Dataset rows about figures »

[start]

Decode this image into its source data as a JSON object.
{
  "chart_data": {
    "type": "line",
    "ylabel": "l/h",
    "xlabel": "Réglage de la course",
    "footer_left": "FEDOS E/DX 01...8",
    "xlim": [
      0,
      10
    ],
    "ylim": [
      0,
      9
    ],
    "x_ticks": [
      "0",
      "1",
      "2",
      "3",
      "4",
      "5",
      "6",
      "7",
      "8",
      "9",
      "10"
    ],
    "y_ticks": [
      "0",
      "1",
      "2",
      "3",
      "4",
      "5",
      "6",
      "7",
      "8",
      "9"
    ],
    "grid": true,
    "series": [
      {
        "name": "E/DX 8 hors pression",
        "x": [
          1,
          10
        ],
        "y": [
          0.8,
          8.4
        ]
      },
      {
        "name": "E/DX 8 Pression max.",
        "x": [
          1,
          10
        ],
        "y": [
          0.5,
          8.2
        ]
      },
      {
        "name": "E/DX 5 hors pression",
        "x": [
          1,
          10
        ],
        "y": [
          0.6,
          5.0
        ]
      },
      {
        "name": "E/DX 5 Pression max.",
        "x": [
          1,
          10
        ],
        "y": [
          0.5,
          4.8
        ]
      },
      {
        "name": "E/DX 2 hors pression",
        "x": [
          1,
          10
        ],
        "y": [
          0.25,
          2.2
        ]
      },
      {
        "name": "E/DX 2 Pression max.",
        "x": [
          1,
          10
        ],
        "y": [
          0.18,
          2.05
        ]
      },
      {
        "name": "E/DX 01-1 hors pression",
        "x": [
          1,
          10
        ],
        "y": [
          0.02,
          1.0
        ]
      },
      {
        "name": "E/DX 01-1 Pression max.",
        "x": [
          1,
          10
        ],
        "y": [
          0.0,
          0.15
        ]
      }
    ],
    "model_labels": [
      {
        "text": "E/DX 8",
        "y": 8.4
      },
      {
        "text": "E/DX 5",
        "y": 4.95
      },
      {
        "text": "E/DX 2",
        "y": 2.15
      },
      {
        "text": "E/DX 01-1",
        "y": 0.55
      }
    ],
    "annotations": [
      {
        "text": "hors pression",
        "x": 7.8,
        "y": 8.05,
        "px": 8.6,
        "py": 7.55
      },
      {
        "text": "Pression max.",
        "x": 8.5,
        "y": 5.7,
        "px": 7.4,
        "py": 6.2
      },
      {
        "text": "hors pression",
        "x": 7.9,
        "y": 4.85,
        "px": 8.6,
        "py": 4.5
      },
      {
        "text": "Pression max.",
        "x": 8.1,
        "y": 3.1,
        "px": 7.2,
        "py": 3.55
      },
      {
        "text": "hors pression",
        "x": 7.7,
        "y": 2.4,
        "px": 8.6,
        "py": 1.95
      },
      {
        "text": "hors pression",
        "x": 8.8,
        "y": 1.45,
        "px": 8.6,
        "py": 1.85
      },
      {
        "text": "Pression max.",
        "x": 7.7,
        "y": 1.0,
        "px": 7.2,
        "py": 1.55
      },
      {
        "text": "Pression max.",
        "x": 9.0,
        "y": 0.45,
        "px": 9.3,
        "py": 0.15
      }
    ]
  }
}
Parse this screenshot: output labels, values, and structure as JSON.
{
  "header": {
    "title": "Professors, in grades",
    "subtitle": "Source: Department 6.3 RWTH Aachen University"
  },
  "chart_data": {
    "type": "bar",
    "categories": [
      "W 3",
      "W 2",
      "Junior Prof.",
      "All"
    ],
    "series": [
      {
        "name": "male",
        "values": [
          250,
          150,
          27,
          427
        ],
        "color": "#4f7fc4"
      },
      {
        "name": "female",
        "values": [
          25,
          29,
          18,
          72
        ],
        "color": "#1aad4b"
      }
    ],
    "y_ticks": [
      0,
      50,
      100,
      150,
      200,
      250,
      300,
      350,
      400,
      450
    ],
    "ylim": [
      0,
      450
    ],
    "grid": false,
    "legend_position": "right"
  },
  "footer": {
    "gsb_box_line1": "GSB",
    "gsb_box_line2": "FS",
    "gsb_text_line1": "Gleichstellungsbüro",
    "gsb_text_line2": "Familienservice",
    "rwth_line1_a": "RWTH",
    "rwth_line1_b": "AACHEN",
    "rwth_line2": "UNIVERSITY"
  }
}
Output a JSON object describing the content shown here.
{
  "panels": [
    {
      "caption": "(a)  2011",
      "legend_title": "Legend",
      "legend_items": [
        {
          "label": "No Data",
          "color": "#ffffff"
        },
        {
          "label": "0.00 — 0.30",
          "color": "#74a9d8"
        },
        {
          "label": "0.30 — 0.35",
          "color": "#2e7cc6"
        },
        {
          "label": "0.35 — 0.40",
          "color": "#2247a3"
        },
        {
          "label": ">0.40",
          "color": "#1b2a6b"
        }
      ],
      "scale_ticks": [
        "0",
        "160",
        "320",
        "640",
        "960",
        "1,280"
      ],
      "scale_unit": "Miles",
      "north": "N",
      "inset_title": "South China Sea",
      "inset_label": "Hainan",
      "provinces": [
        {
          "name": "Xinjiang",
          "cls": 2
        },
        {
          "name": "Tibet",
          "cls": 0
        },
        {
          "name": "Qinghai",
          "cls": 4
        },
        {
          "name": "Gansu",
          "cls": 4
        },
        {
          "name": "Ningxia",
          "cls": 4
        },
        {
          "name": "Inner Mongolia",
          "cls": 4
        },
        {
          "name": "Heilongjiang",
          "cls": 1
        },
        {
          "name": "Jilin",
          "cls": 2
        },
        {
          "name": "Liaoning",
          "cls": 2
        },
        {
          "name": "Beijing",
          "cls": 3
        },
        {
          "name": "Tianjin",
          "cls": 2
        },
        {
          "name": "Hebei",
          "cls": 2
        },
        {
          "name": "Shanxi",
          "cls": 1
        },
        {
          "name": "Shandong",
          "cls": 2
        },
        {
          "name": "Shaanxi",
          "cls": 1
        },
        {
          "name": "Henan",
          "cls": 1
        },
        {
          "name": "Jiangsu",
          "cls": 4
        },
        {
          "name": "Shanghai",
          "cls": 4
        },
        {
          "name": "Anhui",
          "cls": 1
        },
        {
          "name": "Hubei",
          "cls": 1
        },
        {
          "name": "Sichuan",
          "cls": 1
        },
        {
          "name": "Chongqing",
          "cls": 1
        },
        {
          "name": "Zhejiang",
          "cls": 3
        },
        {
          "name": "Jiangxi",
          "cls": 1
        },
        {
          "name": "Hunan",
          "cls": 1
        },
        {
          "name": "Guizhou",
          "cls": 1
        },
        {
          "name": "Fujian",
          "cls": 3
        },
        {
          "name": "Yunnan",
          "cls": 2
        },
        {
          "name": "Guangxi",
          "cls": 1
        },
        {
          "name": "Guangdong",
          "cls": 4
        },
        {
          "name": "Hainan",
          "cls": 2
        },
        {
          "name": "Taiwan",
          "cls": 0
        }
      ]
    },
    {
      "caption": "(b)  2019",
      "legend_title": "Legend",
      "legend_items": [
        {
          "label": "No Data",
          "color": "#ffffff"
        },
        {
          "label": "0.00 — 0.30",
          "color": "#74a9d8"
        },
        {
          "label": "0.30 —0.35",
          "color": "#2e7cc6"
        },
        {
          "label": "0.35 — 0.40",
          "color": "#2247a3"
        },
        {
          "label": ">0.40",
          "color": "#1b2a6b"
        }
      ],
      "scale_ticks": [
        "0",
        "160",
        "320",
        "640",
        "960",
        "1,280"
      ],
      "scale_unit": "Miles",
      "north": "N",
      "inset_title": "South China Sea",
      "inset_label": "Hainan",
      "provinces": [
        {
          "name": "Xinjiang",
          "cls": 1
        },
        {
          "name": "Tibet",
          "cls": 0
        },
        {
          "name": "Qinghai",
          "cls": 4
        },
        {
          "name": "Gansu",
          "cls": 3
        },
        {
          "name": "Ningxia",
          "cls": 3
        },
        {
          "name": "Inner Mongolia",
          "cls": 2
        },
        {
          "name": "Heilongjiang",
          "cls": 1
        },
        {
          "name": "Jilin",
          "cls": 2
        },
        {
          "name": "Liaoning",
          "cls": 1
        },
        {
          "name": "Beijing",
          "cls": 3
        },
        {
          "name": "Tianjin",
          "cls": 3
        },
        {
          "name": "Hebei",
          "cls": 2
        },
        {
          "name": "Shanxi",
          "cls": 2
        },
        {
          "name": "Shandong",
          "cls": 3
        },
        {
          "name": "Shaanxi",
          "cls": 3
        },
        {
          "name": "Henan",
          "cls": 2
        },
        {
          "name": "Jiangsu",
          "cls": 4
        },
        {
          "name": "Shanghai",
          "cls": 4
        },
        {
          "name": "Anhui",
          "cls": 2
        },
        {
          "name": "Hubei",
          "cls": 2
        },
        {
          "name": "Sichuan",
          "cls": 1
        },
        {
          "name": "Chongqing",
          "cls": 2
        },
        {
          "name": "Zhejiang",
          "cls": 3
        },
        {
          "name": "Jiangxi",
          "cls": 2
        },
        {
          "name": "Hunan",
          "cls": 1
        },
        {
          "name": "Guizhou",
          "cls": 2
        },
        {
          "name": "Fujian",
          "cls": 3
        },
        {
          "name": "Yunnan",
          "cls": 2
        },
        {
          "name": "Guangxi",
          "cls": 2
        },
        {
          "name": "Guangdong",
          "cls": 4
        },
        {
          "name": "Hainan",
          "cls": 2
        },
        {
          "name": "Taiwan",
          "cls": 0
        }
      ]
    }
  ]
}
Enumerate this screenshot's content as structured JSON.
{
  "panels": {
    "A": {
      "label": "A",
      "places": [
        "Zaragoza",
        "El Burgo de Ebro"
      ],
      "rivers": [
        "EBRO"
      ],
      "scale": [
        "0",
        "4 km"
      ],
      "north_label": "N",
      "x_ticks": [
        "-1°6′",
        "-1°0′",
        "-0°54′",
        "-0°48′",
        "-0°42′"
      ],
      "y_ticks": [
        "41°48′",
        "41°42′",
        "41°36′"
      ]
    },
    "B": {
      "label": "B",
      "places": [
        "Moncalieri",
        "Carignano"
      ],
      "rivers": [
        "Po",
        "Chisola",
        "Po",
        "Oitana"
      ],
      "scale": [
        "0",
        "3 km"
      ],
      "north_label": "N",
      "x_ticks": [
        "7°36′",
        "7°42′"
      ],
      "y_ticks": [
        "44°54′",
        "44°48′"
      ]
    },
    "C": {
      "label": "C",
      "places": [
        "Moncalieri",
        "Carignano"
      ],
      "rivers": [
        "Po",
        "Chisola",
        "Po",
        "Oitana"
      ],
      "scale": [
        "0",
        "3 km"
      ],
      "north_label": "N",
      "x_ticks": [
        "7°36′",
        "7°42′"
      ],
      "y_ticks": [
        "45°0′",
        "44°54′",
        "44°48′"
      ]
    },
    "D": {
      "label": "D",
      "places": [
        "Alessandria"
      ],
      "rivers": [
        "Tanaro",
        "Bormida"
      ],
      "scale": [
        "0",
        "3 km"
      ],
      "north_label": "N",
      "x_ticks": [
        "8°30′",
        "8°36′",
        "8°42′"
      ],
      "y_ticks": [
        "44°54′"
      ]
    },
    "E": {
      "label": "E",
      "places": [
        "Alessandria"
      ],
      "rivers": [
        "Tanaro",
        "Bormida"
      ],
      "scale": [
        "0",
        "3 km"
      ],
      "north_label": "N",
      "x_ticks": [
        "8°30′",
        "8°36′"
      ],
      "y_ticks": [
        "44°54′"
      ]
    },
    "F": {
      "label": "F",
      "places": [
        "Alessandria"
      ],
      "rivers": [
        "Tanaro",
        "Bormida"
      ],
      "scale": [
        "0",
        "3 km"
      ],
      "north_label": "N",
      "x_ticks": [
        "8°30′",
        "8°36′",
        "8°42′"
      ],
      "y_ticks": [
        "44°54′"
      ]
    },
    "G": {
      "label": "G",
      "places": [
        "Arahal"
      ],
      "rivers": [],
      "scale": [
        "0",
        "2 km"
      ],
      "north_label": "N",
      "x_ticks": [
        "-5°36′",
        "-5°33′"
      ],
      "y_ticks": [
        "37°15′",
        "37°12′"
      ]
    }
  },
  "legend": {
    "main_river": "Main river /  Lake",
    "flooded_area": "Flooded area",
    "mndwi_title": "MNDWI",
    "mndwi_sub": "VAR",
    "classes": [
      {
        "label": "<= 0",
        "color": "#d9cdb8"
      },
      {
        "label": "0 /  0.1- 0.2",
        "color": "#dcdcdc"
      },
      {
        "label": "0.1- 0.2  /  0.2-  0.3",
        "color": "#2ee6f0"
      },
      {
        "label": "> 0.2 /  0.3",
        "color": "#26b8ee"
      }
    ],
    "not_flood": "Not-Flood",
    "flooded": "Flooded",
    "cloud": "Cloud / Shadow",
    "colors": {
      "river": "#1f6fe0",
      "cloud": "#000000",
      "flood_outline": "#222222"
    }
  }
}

[end]

Show all lines in the entries above where the string "object" appears.

Answer to the problem »
Decode this image into its source data as a JSON object.
Output a JSON object describing the content shown here.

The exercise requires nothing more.